───── Provided records ─────

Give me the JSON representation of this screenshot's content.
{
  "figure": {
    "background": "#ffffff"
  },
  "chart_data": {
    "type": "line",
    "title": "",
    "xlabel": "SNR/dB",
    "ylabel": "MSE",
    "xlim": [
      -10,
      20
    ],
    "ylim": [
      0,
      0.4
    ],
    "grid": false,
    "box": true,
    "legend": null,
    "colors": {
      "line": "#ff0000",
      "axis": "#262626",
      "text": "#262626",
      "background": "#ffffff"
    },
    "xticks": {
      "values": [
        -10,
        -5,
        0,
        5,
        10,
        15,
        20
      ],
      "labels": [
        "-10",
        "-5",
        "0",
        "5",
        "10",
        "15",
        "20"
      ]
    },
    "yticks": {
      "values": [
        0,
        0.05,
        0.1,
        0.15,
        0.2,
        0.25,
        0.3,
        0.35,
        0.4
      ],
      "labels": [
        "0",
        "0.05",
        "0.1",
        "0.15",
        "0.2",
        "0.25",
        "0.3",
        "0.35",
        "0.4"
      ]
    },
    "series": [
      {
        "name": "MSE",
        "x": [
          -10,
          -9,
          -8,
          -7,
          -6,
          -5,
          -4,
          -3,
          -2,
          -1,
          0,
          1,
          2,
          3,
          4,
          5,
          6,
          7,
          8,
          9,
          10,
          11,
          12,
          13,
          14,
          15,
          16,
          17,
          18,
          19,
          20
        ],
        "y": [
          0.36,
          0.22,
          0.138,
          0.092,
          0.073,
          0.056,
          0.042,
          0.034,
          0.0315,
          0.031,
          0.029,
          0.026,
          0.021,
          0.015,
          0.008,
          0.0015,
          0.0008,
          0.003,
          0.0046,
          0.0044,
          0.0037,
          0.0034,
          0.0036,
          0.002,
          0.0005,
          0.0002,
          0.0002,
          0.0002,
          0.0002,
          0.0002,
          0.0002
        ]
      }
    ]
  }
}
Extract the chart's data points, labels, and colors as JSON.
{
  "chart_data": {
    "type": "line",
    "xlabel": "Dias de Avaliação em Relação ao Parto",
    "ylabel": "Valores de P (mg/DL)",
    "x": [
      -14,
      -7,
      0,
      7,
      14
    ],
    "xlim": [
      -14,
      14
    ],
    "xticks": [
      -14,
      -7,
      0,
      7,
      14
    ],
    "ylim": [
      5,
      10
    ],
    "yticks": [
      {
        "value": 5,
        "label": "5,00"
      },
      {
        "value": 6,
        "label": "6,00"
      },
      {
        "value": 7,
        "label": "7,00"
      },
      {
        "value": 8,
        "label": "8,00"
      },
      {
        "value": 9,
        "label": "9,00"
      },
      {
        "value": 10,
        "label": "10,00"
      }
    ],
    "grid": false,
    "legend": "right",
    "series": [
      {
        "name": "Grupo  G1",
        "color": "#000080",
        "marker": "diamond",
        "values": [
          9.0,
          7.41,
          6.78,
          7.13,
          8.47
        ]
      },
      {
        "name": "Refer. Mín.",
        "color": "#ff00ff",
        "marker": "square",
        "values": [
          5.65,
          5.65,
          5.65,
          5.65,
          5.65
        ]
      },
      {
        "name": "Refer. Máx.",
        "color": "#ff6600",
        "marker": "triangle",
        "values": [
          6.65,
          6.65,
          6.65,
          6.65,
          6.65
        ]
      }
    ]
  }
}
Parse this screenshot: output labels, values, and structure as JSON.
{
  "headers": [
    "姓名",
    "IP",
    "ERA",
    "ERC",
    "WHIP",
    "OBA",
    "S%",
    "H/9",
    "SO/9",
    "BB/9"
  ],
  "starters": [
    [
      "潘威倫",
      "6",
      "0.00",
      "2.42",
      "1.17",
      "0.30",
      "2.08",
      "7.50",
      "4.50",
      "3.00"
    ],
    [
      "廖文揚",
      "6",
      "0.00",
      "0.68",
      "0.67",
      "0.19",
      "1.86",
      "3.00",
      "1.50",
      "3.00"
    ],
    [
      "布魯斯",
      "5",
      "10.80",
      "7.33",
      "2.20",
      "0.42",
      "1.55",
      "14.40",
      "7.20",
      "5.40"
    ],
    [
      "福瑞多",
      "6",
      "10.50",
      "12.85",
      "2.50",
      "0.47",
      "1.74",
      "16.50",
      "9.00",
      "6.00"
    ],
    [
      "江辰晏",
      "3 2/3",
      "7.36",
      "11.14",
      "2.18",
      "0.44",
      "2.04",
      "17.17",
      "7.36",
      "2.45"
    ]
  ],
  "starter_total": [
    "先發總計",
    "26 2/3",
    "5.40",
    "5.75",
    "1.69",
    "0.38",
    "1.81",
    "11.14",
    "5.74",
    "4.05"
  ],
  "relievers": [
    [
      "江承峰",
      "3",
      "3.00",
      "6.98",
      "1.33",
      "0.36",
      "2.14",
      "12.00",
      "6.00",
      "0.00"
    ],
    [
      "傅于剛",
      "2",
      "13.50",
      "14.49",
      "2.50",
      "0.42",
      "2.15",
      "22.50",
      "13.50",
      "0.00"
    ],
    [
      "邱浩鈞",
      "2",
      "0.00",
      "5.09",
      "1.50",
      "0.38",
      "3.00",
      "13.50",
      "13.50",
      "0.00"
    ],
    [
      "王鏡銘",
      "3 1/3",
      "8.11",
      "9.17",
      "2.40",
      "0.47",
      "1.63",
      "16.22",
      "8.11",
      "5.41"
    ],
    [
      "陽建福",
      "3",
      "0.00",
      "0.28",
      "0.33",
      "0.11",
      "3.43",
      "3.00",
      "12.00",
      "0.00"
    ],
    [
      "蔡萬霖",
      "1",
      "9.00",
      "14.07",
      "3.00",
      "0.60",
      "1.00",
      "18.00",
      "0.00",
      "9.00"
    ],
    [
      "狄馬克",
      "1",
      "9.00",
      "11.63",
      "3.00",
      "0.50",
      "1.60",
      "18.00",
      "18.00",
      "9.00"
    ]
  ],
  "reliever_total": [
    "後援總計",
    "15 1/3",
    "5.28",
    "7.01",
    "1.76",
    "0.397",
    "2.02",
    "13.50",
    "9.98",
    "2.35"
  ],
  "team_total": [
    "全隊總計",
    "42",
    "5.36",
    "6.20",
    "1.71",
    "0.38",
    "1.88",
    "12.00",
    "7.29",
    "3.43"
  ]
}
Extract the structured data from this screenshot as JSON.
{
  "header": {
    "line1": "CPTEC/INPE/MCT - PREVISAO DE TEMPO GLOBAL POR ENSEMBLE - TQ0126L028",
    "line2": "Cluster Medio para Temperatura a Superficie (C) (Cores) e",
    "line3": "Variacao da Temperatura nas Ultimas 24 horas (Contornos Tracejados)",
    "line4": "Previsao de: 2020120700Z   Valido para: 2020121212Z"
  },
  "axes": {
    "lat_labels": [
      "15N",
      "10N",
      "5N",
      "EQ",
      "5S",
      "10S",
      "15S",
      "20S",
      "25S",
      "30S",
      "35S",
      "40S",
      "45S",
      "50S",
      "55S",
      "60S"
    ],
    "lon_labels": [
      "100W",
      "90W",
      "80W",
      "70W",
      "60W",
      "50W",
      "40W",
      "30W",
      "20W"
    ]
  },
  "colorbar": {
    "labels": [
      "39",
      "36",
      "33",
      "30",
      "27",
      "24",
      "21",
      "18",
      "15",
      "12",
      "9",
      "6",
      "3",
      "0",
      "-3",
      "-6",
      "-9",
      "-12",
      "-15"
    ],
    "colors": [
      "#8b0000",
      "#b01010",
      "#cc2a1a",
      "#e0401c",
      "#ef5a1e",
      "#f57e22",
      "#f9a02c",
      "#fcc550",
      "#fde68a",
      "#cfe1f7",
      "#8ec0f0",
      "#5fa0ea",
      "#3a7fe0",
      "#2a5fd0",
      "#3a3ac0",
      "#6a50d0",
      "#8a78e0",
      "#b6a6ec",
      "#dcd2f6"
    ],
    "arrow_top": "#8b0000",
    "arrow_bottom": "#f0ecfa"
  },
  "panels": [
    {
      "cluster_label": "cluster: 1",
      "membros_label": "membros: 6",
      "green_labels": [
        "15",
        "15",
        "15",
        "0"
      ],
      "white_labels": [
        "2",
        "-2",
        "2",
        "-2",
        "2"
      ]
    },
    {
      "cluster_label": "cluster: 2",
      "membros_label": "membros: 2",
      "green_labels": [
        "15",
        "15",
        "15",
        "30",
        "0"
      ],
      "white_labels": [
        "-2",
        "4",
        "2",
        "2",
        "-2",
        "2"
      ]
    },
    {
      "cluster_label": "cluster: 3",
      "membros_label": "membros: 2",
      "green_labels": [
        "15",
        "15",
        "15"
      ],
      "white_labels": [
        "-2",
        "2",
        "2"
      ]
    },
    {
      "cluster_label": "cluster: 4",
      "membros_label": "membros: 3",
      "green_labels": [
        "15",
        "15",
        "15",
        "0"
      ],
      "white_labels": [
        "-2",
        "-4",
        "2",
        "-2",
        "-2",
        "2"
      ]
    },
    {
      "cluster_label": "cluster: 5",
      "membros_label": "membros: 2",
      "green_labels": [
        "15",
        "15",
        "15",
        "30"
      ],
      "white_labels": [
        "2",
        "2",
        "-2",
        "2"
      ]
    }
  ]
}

─────

Work out how many lines in the records above contain the word "background", and give only that number.

2